PROBLEM REQUIREMENTS: Skip every picture and transcribe the remaining material exactly.
-- Begin RAW DATA --
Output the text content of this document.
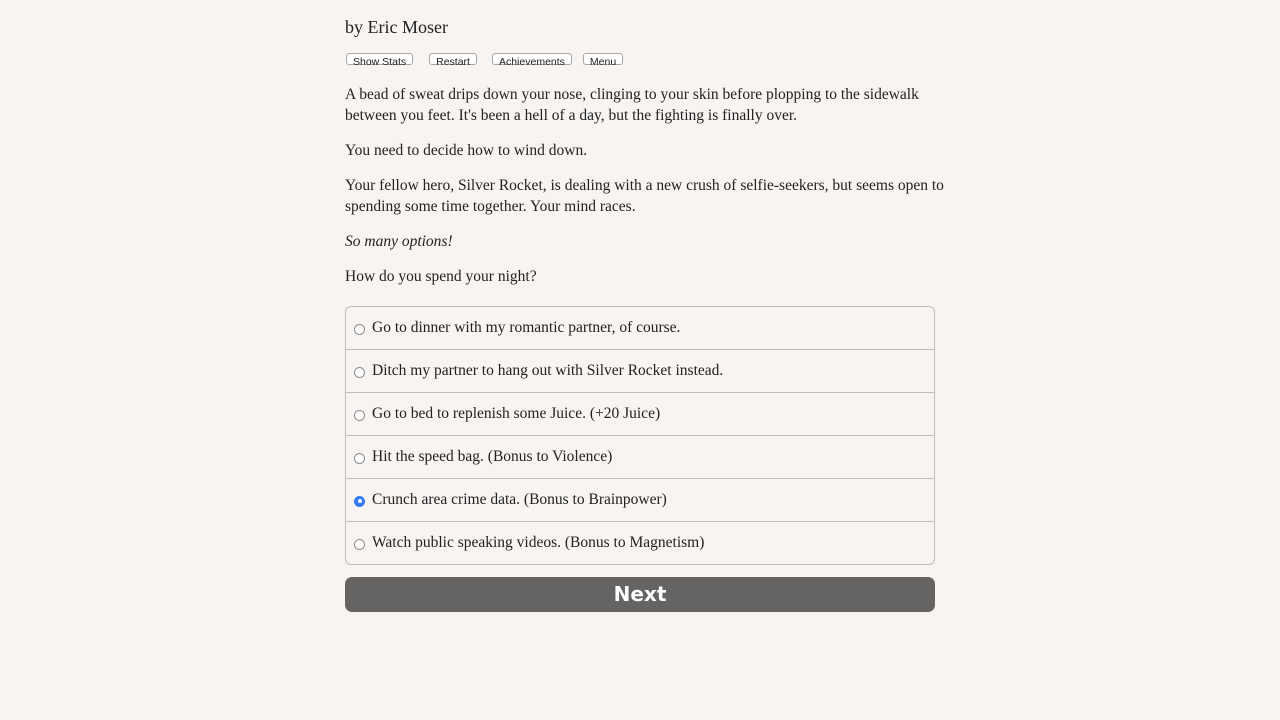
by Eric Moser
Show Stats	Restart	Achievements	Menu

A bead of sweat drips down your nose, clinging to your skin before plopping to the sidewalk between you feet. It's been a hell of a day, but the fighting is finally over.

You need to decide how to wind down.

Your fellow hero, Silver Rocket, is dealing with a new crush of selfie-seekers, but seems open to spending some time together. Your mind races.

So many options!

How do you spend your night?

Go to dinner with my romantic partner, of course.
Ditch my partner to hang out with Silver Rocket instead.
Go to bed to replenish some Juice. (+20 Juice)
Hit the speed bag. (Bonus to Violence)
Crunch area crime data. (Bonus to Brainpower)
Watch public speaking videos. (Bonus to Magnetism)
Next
-- End RAW DATA --
EXERCISE RESPONSE:
Output the text content of this document.
by Eric Moser
Show Stats	Restart	Achievements	Menu

A bead of sweat drips down your nose, clinging to your skin before plopping to the sidewalk between you feet. It's been a hell of a day, but the fighting is finally over.

You need to decide how to wind down.

Your fellow hero, Silver Rocket, is dealing with a new crush of selfie-seekers, but seems open to spending some time together. Your mind races.

So many options!

How do you spend your night?

Go to dinner with my romantic partner, of course.
Ditch my partner to hang out with Silver Rocket instead.
Go to bed to replenish some Juice. (+20 Juice)
Hit the speed bag. (Bonus to Violence)
Crunch area crime data. (Bonus to Brainpower)
Watch public speaking videos. (Bonus to Magnetism)
Next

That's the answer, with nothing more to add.